Copy the records below exactly as they appear.

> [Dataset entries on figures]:
***
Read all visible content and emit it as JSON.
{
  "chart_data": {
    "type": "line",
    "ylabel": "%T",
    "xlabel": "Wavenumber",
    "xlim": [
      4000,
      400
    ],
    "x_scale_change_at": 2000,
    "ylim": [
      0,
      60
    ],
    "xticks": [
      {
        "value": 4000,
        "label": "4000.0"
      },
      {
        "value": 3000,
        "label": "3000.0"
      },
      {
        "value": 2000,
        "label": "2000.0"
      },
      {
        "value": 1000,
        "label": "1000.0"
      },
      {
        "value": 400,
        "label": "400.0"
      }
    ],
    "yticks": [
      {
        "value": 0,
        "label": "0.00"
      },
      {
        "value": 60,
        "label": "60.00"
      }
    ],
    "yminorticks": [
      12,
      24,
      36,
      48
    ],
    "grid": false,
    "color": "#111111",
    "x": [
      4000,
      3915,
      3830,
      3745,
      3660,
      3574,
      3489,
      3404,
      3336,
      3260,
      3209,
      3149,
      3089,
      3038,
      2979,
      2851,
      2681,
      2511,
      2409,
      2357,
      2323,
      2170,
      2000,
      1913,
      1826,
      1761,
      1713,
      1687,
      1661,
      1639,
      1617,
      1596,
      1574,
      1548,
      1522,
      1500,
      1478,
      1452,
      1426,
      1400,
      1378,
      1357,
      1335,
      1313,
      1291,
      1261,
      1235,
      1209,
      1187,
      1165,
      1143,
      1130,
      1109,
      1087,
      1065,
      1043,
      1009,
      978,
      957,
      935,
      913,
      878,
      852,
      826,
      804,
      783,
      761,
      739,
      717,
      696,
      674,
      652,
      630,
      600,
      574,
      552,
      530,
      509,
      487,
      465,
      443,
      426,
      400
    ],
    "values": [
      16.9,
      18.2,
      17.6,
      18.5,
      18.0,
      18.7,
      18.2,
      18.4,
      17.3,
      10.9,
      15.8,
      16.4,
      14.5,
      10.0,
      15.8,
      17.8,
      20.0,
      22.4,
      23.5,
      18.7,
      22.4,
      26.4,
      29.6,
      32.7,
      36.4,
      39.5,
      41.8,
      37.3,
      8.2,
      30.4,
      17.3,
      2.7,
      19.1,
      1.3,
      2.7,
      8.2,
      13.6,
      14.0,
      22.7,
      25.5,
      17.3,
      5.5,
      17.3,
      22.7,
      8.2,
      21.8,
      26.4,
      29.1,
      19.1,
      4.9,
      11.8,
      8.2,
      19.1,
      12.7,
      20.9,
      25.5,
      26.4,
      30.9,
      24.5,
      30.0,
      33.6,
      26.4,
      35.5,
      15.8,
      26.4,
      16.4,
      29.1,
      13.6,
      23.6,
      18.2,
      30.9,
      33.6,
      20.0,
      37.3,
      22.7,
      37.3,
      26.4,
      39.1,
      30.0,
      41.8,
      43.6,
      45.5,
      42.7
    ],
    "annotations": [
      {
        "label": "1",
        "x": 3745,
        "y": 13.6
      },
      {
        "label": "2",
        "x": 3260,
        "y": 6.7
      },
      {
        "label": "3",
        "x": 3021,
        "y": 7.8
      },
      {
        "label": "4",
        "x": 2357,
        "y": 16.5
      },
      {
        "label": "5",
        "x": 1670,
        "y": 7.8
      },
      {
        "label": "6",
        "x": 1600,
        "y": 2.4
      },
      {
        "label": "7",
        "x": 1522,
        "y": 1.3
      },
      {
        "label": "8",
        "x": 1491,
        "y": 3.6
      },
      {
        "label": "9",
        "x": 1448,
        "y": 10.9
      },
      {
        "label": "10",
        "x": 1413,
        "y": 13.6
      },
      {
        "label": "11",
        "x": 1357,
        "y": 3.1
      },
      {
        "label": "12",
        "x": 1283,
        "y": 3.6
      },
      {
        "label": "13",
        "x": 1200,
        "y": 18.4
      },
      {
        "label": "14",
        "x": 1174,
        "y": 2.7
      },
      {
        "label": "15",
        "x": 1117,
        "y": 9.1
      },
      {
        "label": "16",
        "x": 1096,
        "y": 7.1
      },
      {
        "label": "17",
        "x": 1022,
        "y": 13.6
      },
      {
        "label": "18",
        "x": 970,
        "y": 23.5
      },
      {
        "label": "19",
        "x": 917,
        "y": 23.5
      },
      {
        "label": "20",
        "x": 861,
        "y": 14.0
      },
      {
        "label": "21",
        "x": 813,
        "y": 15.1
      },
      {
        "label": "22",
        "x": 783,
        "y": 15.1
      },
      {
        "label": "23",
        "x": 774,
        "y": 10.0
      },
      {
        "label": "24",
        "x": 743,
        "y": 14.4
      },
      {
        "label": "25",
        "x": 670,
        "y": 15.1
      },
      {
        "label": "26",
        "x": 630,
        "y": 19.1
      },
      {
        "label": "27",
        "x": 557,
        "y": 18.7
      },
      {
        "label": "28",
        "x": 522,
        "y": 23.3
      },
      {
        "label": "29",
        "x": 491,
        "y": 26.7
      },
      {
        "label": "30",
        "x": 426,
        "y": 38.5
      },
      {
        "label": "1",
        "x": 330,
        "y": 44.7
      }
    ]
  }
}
***
> [Result of the exercise]:
Read all visible content and emit it as JSON.
{
  "chart_data": {
    "type": "line",
    "ylabel": "%T",
    "xlabel": "Wavenumber",
    "xlim": [
      4000,
      400
    ],
    "x_scale_change_at": 2000,
    "ylim": [
      0,
      60
    ],
    "xticks": [
      {
        "value": 4000,
        "label": "4000.0"
      },
      {
        "value": 3000,
        "label": "3000.0"
      },
      {
        "value": 2000,
        "label": "2000.0"
      },
      {
        "value": 1000,
        "label": "1000.0"
      },
      {
        "value": 400,
        "label": "400.0"
      }
    ],
    "yticks": [
      {
        "value": 0,
        "label": "0.00"
      },
      {
        "value": 60,
        "label": "60.00"
      }
    ],
    "yminorticks": [
      12,
      24,
      36,
      48
    ],
    "grid": false,
    "color": "#111111",
    "x": [
      4000,
      3915,
      3830,
      3745,
      3660,
      3574,
      3489,
      3404,
      3336,
      3260,
      3209,
      3149,
      3089,
      3038,
      2979,
      2851,
      2681,
      2511,
      2409,
      2357,
      2323,
      2170,
      2000,
      1913,
      1826,
      1761,
      1713,
      1687,
      1661,
      1639,
      1617,
      1596,
      1574,
      1548,
      1522,
      1500,
      1478,
      1452,
      1426,
      1400,
      1378,
      1357,
      1335,
      1313,
      1291,
      1261,
      1235,
      1209,
      1187,
      1165,
      1143,
      1130,
      1109,
      1087,
      1065,
      1043,
      1009,
      978,
      957,
      935,
      913,
      878,
      852,
      826,
      804,
      783,
      761,
      739,
      717,
      696,
      674,
      652,
      630,
      600,
      574,
      552,
      530,
      509,
      487,
      465,
      443,
      426,
      400
    ],
    "values": [
      16.9,
      18.2,
      17.6,
      18.5,
      18.0,
      18.7,
      18.2,
      18.4,
      17.3,
      10.9,
      15.8,
      16.4,
      14.5,
      10.0,
      15.8,
      17.8,
      20.0,
      22.4,
      23.5,
      18.7,
      22.4,
      26.4,
      29.6,
      32.7,
      36.4,
      39.5,
      41.8,
      37.3,
      8.2,
      30.4,
      17.3,
      2.7,
      19.1,
      1.3,
      2.7,
      8.2,
      13.6,
      14.0,
      22.7,
      25.5,
      17.3,
      5.5,
      17.3,
      22.7,
      8.2,
      21.8,
      26.4,
      29.1,
      19.1,
      4.9,
      11.8,
      8.2,
      19.1,
      12.7,
      20.9,
      25.5,
      26.4,
      30.9,
      24.5,
      30.0,
      33.6,
      26.4,
      35.5,
      15.8,
      26.4,
      16.4,
      29.1,
      13.6,
      23.6,
      18.2,
      30.9,
      33.6,
      20.0,
      37.3,
      22.7,
      37.3,
      26.4,
      39.1,
      30.0,
      41.8,
      43.6,
      45.5,
      42.7
    ],
    "annotations": [
      {
        "label": "1",
        "x": 3745,
        "y": 13.6
      },
      {
        "label": "2",
        "x": 3260,
        "y": 6.7
      },
      {
        "label": "3",
        "x": 3021,
        "y": 7.8
      },
      {
        "label": "4",
        "x": 2357,
        "y": 16.5
      },
      {
        "label": "5",
        "x": 1670,
        "y": 7.8
      },
      {
        "label": "6",
        "x": 1600,
        "y": 2.4
      },
      {
        "label": "7",
        "x": 1522,
        "y": 1.3
      },
      {
        "label": "8",
        "x": 1491,
        "y": 3.6
      },
      {
        "label": "9",
        "x": 1448,
        "y": 10.9
      },
      {
        "label": "10",
        "x": 1413,
        "y": 13.6
      },
      {
        "label": "11",
        "x": 1357,
        "y": 3.1
      },
      {
        "label": "12",
        "x": 1283,
        "y": 3.6
      },
      {
        "label": "13",
        "x": 1200,
        "y": 18.4
      },
      {
        "label": "14",
        "x": 1174,
        "y": 2.7
      },
      {
        "label": "15",
        "x": 1117,
        "y": 9.1
      },
      {
        "label": "16",
        "x": 1096,
        "y": 7.1
      },
      {
        "label": "17",
        "x": 1022,
        "y": 13.6
      },
      {
        "label": "18",
        "x": 970,
        "y": 23.5
      },
      {
        "label": "19",
        "x": 917,
        "y": 23.5
      },
      {
        "label": "20",
        "x": 861,
        "y": 14.0
      },
      {
        "label": "21",
        "x": 813,
        "y": 15.1
      },
      {
        "label": "22",
        "x": 783,
        "y": 15.1
      },
      {
        "label": "23",
        "x": 774,
        "y": 10.0
      },
      {
        "label": "24",
        "x": 743,
        "y": 14.4
      },
      {
        "label": "25",
        "x": 670,
        "y": 15.1
      },
      {
        "label": "26",
        "x": 630,
        "y": 19.1
      },
      {
        "label": "27",
        "x": 557,
        "y": 18.7
      },
      {
        "label": "28",
        "x": 522,
        "y": 23.3
      },
      {
        "label": "29",
        "x": 491,
        "y": 26.7
      },
      {
        "label": "30",
        "x": 426,
        "y": 38.5
      },
      {
        "label": "1",
        "x": 330,
        "y": 44.7
      }
    ]
  }
}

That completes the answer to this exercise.